(Figure contents as structured data)
###

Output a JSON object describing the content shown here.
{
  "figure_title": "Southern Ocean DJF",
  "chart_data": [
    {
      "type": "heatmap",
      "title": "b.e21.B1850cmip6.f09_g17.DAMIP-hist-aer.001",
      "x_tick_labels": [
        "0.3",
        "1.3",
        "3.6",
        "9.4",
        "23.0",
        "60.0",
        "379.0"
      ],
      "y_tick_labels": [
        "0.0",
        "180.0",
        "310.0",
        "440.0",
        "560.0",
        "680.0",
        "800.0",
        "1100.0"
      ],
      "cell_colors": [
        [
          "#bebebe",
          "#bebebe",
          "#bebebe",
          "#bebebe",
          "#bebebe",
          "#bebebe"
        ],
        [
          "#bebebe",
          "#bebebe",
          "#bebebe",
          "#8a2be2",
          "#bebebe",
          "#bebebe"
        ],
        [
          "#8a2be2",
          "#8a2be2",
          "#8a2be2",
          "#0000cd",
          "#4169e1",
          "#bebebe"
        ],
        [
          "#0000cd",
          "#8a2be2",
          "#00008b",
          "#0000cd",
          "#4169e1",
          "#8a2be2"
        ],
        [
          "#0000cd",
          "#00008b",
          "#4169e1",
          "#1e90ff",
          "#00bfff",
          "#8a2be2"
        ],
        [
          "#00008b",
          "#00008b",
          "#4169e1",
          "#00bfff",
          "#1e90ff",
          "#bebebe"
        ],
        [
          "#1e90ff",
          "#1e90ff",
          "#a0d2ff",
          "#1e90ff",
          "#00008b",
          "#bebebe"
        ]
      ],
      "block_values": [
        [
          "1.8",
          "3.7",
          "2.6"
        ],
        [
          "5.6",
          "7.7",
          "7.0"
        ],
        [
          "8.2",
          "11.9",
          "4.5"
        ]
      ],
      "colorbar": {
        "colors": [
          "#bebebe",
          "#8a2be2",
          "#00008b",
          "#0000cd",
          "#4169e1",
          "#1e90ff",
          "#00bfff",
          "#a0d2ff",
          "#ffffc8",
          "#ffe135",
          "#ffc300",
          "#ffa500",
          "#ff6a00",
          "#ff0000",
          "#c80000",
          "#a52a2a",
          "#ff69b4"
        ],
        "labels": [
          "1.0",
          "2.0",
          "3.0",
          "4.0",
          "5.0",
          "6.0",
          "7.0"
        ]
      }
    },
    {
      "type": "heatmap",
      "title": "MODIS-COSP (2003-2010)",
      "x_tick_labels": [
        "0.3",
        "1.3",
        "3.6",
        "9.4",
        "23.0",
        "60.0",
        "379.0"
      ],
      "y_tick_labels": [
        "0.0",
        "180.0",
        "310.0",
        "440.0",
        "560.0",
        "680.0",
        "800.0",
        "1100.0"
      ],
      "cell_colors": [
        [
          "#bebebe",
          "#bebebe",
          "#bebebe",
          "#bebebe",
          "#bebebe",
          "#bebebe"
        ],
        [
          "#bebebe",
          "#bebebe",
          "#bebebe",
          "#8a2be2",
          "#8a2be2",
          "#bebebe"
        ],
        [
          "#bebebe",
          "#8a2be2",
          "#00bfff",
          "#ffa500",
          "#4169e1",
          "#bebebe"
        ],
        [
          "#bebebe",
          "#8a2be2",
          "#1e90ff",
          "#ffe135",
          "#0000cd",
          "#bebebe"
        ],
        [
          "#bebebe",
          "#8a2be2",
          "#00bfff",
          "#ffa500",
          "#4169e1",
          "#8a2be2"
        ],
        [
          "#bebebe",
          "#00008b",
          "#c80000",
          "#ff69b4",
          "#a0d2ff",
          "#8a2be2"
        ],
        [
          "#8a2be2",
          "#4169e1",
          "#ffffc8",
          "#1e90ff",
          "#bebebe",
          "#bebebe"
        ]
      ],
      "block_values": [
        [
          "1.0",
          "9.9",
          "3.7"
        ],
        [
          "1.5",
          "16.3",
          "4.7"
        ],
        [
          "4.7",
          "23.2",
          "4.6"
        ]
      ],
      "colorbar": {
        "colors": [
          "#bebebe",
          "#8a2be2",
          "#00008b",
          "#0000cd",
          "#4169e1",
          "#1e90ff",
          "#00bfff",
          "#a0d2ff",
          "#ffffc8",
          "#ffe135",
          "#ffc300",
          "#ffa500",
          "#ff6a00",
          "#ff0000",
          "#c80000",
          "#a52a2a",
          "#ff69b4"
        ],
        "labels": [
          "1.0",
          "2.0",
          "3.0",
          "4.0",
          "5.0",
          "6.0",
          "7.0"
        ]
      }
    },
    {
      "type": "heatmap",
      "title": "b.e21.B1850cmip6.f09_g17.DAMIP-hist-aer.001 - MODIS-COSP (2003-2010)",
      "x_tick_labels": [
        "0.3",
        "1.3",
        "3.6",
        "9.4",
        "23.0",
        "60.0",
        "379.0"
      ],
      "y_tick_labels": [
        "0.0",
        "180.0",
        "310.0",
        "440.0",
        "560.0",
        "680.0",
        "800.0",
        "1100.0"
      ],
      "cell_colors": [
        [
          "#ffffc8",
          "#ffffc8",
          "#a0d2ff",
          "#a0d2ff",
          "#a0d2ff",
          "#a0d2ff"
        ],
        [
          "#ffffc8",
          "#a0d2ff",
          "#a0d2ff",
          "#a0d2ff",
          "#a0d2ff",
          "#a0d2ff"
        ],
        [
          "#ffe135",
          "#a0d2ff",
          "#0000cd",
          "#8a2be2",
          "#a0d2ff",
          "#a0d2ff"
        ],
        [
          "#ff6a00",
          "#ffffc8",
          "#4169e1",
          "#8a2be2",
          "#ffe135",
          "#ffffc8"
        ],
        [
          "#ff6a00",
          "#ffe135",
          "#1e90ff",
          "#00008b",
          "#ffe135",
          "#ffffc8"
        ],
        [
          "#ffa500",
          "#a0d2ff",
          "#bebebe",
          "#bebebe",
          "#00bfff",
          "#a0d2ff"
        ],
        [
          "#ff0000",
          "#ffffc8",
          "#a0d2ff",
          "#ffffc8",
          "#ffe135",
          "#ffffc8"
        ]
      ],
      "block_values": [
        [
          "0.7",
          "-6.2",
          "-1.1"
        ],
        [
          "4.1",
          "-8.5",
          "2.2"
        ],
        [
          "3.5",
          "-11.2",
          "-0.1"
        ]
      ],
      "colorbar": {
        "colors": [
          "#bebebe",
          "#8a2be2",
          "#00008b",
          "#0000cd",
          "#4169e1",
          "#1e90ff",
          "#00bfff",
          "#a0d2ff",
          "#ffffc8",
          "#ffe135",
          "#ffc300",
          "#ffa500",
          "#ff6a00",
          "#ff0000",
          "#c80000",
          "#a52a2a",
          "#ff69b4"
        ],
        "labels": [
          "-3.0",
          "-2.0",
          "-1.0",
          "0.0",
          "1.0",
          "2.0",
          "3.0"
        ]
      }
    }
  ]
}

###

▶ _What you need to do_
Please quote the records above exactly, without skipping a line.

▶ _Answer to this task_
Output a JSON object describing the content shown here.
{
  "figure_title": "Southern Ocean DJF",
  "chart_data": [
    {
      "type": "heatmap",
      "title": "b.e21.B1850cmip6.f09_g17.DAMIP-hist-aer.001",
      "x_tick_labels": [
        "0.3",
        "1.3",
        "3.6",
        "9.4",
        "23.0",
        "60.0",
        "379.0"
      ],
      "y_tick_labels": [
        "0.0",
        "180.0",
        "310.0",
        "440.0",
        "560.0",
        "680.0",
        "800.0",
        "1100.0"
      ],
      "cell_colors": [
        [
          "#bebebe",
          "#bebebe",
          "#bebebe",
          "#bebebe",
          "#bebebe",
          "#bebebe"
        ],
        [
          "#bebebe",
          "#bebebe",
          "#bebebe",
          "#8a2be2",
          "#bebebe",
          "#bebebe"
        ],
        [
          "#8a2be2",
          "#8a2be2",
          "#8a2be2",
          "#0000cd",
          "#4169e1",
          "#bebebe"
        ],
        [
          "#0000cd",
          "#8a2be2",
          "#00008b",
          "#0000cd",
          "#4169e1",
          "#8a2be2"
        ],
        [
          "#0000cd",
          "#00008b",
          "#4169e1",
          "#1e90ff",
          "#00bfff",
          "#8a2be2"
        ],
        [
          "#00008b",
          "#00008b",
          "#4169e1",
          "#00bfff",
          "#1e90ff",
          "#bebebe"
        ],
        [
          "#1e90ff",
          "#1e90ff",
          "#a0d2ff",
          "#1e90ff",
          "#00008b",
          "#bebebe"
        ]
      ],
      "block_values": [
        [
          "1.8",
          "3.7",
          "2.6"
        ],
        [
          "5.6",
          "7.7",
          "7.0"
        ],
        [
          "8.2",
          "11.9",
          "4.5"
        ]
      ],
      "colorbar": {
        "colors": [
          "#bebebe",
          "#8a2be2",
          "#00008b",
          "#0000cd",
          "#4169e1",
          "#1e90ff",
          "#00bfff",
          "#a0d2ff",
          "#ffffc8",
          "#ffe135",
          "#ffc300",
          "#ffa500",
          "#ff6a00",
          "#ff0000",
          "#c80000",
          "#a52a2a",
          "#ff69b4"
        ],
        "labels": [
          "1.0",
          "2.0",
          "3.0",
          "4.0",
          "5.0",
          "6.0",
          "7.0"
        ]
      }
    },
    {
      "type": "heatmap",
      "title": "MODIS-COSP (2003-2010)",
      "x_tick_labels": [
        "0.3",
        "1.3",
        "3.6",
        "9.4",
        "23.0",
        "60.0",
        "379.0"
      ],
      "y_tick_labels": [
        "0.0",
        "180.0",
        "310.0",
        "440.0",
        "560.0",
        "680.0",
        "800.0",
        "1100.0"
      ],
      "cell_colors": [
        [
          "#bebebe",
          "#bebebe",
          "#bebebe",
          "#bebebe",
          "#bebebe",
          "#bebebe"
        ],
        [
          "#bebebe",
          "#bebebe",
          "#bebebe",
          "#8a2be2",
          "#8a2be2",
          "#bebebe"
        ],
        [
          "#bebebe",
          "#8a2be2",
          "#00bfff",
          "#ffa500",
          "#4169e1",
          "#bebebe"
        ],
        [
          "#bebebe",
          "#8a2be2",
          "#1e90ff",
          "#ffe135",
          "#0000cd",
          "#bebebe"
        ],
        [
          "#bebebe",
          "#8a2be2",
          "#00bfff",
          "#ffa500",
          "#4169e1",
          "#8a2be2"
        ],
        [
          "#bebebe",
          "#00008b",
          "#c80000",
          "#ff69b4",
          "#a0d2ff",
          "#8a2be2"
        ],
        [
          "#8a2be2",
          "#4169e1",
          "#ffffc8",
          "#1e90ff",
          "#bebebe",
          "#bebebe"
        ]
      ],
      "block_values": [
        [
          "1.0",
          "9.9",
          "3.7"
        ],
        [
          "1.5",
          "16.3",
          "4.7"
        ],
        [
          "4.7",
          "23.2",
          "4.6"
        ]
      ],
      "colorbar": {
        "colors": [
          "#bebebe",
          "#8a2be2",
          "#00008b",
          "#0000cd",
          "#4169e1",
          "#1e90ff",
          "#00bfff",
          "#a0d2ff",
          "#ffffc8",
          "#ffe135",
          "#ffc300",
          "#ffa500",
          "#ff6a00",
          "#ff0000",
          "#c80000",
          "#a52a2a",
          "#ff69b4"
        ],
        "labels": [
          "1.0",
          "2.0",
          "3.0",
          "4.0",
          "5.0",
          "6.0",
          "7.0"
        ]
      }
    },
    {
      "type": "heatmap",
      "title": "b.e21.B1850cmip6.f09_g17.DAMIP-hist-aer.001 - MODIS-COSP (2003-2010)",
      "x_tick_labels": [
        "0.3",
        "1.3",
        "3.6",
        "9.4",
        "23.0",
        "60.0",
        "379.0"
      ],
      "y_tick_labels": [
        "0.0",
        "180.0",
        "310.0",
        "440.0",
        "560.0",
        "680.0",
        "800.0",
        "1100.0"
      ],
      "cell_colors": [
        [
          "#ffffc8",
          "#ffffc8",
          "#a0d2ff",
          "#a0d2ff",
          "#a0d2ff",
          "#a0d2ff"
        ],
        [
          "#ffffc8",
          "#a0d2ff",
          "#a0d2ff",
          "#a0d2ff",
          "#a0d2ff",
          "#a0d2ff"
        ],
        [
          "#ffe135",
          "#a0d2ff",
          "#0000cd",
          "#8a2be2",
          "#a0d2ff",
          "#a0d2ff"
        ],
        [
          "#ff6a00",
          "#ffffc8",
          "#4169e1",
          "#8a2be2",
          "#ffe135",
          "#ffffc8"
        ],
        [
          "#ff6a00",
          "#ffe135",
          "#1e90ff",
          "#00008b",
          "#ffe135",
          "#ffffc8"
        ],
        [
          "#ffa500",
          "#a0d2ff",
          "#bebebe",
          "#bebebe",
          "#00bfff",
          "#a0d2ff"
        ],
        [
          "#ff0000",
          "#ffffc8",
          "#a0d2ff",
          "#ffffc8",
          "#ffe135",
          "#ffffc8"
        ]
      ],
      "block_values": [
        [
          "0.7",
          "-6.2",
          "-1.1"
        ],
        [
          "4.1",
          "-8.5",
          "2.2"
        ],
        [
          "3.5",
          "-11.2",
          "-0.1"
        ]
      ],
      "colorbar": {
        "colors": [
          "#bebebe",
          "#8a2be2",
          "#00008b",
          "#0000cd",
          "#4169e1",
          "#1e90ff",
          "#00bfff",
          "#a0d2ff",
          "#ffffc8",
          "#ffe135",
          "#ffc300",
          "#ffa500",
          "#ff6a00",
          "#ff0000",
          "#c80000",
          "#a52a2a",
          "#ff69b4"
        ],
        "labels": [
          "-3.0",
          "-2.0",
          "-1.0",
          "0.0",
          "1.0",
          "2.0",
          "3.0"
        ]
      }
    }
  ]
}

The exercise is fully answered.